▸ **Given instruction**
Write out each record again exactly as it stands.

++++ Dataset extract ++++

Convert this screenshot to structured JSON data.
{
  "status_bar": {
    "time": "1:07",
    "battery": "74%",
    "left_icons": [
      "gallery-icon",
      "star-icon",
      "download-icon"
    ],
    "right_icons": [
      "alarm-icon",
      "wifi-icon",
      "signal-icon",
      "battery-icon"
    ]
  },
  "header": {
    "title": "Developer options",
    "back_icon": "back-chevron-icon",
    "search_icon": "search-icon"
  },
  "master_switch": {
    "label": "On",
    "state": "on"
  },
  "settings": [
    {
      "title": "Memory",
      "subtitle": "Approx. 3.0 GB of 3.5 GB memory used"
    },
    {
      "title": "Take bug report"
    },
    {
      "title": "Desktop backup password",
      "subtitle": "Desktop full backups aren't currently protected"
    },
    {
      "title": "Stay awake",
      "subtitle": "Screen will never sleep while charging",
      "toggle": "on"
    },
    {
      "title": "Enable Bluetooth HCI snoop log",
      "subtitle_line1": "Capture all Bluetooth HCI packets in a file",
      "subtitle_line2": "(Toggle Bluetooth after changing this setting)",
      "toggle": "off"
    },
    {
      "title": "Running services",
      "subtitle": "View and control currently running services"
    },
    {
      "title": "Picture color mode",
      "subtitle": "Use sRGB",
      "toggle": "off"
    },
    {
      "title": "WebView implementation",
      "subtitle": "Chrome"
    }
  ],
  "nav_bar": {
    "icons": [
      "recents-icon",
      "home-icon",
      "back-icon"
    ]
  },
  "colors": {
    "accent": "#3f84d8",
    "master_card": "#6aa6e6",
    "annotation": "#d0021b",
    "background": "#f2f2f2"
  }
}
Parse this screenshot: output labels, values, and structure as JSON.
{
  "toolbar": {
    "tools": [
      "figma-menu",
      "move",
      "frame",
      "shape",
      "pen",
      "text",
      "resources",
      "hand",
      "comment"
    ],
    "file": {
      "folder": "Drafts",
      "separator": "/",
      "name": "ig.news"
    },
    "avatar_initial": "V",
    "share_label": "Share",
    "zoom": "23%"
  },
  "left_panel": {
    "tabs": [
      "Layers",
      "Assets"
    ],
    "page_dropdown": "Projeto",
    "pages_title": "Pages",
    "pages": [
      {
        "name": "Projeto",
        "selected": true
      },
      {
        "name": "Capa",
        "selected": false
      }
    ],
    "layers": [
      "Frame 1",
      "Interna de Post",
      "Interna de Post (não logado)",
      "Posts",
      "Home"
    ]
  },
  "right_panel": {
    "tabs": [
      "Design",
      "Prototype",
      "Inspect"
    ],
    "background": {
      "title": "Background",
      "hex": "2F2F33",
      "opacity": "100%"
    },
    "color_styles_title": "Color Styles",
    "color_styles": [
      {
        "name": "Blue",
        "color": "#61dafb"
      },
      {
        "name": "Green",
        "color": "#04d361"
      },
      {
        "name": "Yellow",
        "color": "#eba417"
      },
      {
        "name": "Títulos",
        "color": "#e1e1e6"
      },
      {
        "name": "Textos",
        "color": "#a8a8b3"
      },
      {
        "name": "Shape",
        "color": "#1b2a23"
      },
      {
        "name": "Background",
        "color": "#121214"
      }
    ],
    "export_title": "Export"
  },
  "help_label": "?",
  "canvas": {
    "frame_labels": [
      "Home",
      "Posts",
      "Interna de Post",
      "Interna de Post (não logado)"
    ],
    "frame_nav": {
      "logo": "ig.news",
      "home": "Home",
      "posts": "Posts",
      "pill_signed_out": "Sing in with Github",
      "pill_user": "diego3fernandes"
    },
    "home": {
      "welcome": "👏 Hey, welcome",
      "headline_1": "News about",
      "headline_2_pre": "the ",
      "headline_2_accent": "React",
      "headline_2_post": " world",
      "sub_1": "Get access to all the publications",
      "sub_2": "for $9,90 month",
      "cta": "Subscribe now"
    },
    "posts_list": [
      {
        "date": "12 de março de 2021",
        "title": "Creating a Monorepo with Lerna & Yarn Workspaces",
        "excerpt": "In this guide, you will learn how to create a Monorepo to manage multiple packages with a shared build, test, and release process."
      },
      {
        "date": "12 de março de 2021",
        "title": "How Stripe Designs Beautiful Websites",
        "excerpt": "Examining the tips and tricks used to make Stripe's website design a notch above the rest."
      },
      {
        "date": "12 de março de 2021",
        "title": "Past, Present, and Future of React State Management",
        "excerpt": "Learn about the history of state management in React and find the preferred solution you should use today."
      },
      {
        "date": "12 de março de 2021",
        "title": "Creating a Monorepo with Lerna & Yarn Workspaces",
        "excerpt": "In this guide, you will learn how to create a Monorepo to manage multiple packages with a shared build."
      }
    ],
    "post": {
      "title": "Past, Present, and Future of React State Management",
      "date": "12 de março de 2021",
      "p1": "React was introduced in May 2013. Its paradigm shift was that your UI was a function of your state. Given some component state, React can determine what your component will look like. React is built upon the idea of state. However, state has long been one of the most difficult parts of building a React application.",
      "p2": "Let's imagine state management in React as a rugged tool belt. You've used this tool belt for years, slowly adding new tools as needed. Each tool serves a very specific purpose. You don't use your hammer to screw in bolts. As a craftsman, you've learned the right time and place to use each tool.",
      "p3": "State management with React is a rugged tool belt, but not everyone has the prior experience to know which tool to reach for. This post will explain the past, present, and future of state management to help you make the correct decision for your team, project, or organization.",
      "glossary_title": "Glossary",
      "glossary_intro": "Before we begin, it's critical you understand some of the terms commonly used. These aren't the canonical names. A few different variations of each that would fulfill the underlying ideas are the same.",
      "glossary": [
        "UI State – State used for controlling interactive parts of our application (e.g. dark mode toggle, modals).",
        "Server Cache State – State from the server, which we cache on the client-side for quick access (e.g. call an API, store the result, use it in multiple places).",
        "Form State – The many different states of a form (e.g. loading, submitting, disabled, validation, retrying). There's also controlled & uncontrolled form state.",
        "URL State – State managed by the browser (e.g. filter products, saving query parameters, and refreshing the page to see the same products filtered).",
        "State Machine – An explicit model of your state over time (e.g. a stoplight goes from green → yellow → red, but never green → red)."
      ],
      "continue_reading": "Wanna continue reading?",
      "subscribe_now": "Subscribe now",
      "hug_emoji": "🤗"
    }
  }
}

++++

▸ **Completed exercise**
Convert this screenshot to structured JSON data.
{
  "status_bar": {
    "time": "1:07",
    "battery": "74%",
    "left_icons": [
      "gallery-icon",
      "star-icon",
      "download-icon"
    ],
    "right_icons": [
      "alarm-icon",
      "wifi-icon",
      "signal-icon",
      "battery-icon"
    ]
  },
  "header": {
    "title": "Developer options",
    "back_icon": "back-chevron-icon",
    "search_icon": "search-icon"
  },
  "master_switch": {
    "label": "On",
    "state": "on"
  },
  "settings": [
    {
      "title": "Memory",
      "subtitle": "Approx. 3.0 GB of 3.5 GB memory used"
    },
    {
      "title": "Take bug report"
    },
    {
      "title": "Desktop backup password",
      "subtitle": "Desktop full backups aren't currently protected"
    },
    {
      "title": "Stay awake",
      "subtitle": "Screen will never sleep while charging",
      "toggle": "on"
    },
    {
      "title": "Enable Bluetooth HCI snoop log",
      "subtitle_line1": "Capture all Bluetooth HCI packets in a file",
      "subtitle_line2": "(Toggle Bluetooth after changing this setting)",
      "toggle": "off"
    },
    {
      "title": "Running services",
      "subtitle": "View and control currently running services"
    },
    {
      "title": "Picture color mode",
      "subtitle": "Use sRGB",
      "toggle": "off"
    },
    {
      "title": "WebView implementation",
      "subtitle": "Chrome"
    }
  ],
  "nav_bar": {
    "icons": [
      "recents-icon",
      "home-icon",
      "back-icon"
    ]
  },
  "colors": {
    "accent": "#3f84d8",
    "master_card": "#6aa6e6",
    "annotation": "#d0021b",
    "background": "#f2f2f2"
  }
}
Parse this screenshot: output labels, values, and structure as JSON.
{
  "toolbar": {
    "tools": [
      "figma-menu",
      "move",
      "frame",
      "shape",
      "pen",
      "text",
      "resources",
      "hand",
      "comment"
    ],
    "file": {
      "folder": "Drafts",
      "separator": "/",
      "name": "ig.news"
    },
    "avatar_initial": "V",
    "share_label": "Share",
    "zoom": "23%"
  },
  "left_panel": {
    "tabs": [
      "Layers",
      "Assets"
    ],
    "page_dropdown": "Projeto",
    "pages_title": "Pages",
    "pages": [
      {
        "name": "Projeto",
        "selected": true
      },
      {
        "name": "Capa",
        "selected": false
      }
    ],
    "layers": [
      "Frame 1",
      "Interna de Post",
      "Interna de Post (não logado)",
      "Posts",
      "Home"
    ]
  },
  "right_panel": {
    "tabs": [
      "Design",
      "Prototype",
      "Inspect"
    ],
    "background": {
      "title": "Background",
      "hex": "2F2F33",
      "opacity": "100%"
    },
    "color_styles_title": "Color Styles",
    "color_styles": [
      {
        "name": "Blue",
        "color": "#61dafb"
      },
      {
        "name": "Green",
        "color": "#04d361"
      },
      {
        "name": "Yellow",
        "color": "#eba417"
      },
      {
        "name": "Títulos",
        "color": "#e1e1e6"
      },
      {
        "name": "Textos",
        "color": "#a8a8b3"
      },
      {
        "name": "Shape",
        "color": "#1b2a23"
      },
      {
        "name": "Background",
        "color": "#121214"
      }
    ],
    "export_title": "Export"
  },
  "help_label": "?",
  "canvas": {
    "frame_labels": [
      "Home",
      "Posts",
      "Interna de Post",
      "Interna de Post (não logado)"
    ],
    "frame_nav": {
      "logo": "ig.news",
      "home": "Home",
      "posts": "Posts",
      "pill_signed_out": "Sing in with Github",
      "pill_user": "diego3fernandes"
    },
    "home": {
      "welcome": "👏 Hey, welcome",
      "headline_1": "News about",
      "headline_2_pre": "the ",
      "headline_2_accent": "React",
      "headline_2_post": " world",
      "sub_1": "Get access to all the publications",
      "sub_2": "for $9,90 month",
      "cta": "Subscribe now"
    },
    "posts_list": [
      {
        "date": "12 de março de 2021",
        "title": "Creating a Monorepo with Lerna & Yarn Workspaces",
        "excerpt": "In this guide, you will learn how to create a Monorepo to manage multiple packages with a shared build, test, and release process."
      },
      {
        "date": "12 de março de 2021",
        "title": "How Stripe Designs Beautiful Websites",
        "excerpt": "Examining the tips and tricks used to make Stripe's website design a notch above the rest."
      },
      {
        "date": "12 de março de 2021",
        "title": "Past, Present, and Future of React State Management",
        "excerpt": "Learn about the history of state management in React and find the preferred solution you should use today."
      },
      {
        "date": "12 de março de 2021",
        "title": "Creating a Monorepo with Lerna & Yarn Workspaces",
        "excerpt": "In this guide, you will learn how to create a Monorepo to manage multiple packages with a shared build."
      }
    ],
    "post": {
      "title": "Past, Present, and Future of React State Management",
      "date": "12 de março de 2021",
      "p1": "React was introduced in May 2013. Its paradigm shift was that your UI was a function of your state. Given some component state, React can determine what your component will look like. React is built upon the idea of state. However, state has long been one of the most difficult parts of building a React application.",
      "p2": "Let's imagine state management in React as a rugged tool belt. You've used this tool belt for years, slowly adding new tools as needed. Each tool serves a very specific purpose. You don't use your hammer to screw in bolts. As a craftsman, you've learned the right time and place to use each tool.",
      "p3": "State management with React is a rugged tool belt, but not everyone has the prior experience to know which tool to reach for. This post will explain the past, present, and future of state management to help you make the correct decision for your team, project, or organization.",
      "glossary_title": "Glossary",
      "glossary_intro": "Before we begin, it's critical you understand some of the terms commonly used. These aren't the canonical names. A few different variations of each that would fulfill the underlying ideas are the same.",
      "glossary": [
        "UI State – State used for controlling interactive parts of our application (e.g. dark mode toggle, modals).",
        "Server Cache State – State from the server, which we cache on the client-side for quick access (e.g. call an API, store the result, use it in multiple places).",
        "Form State – The many different states of a form (e.g. loading, submitting, disabled, validation, retrying). There's also controlled & uncontrolled form state.",
        "URL State – State managed by the browser (e.g. filter products, saving query parameters, and refreshing the page to see the same products filtered).",
        "State Machine – An explicit model of your state over time (e.g. a stoplight goes from green → yellow → red, but never green → red)."
      ],
      "continue_reading": "Wanna continue reading?",
      "subscribe_now": "Subscribe now",
      "hug_emoji": "🤗"
    }
  }
}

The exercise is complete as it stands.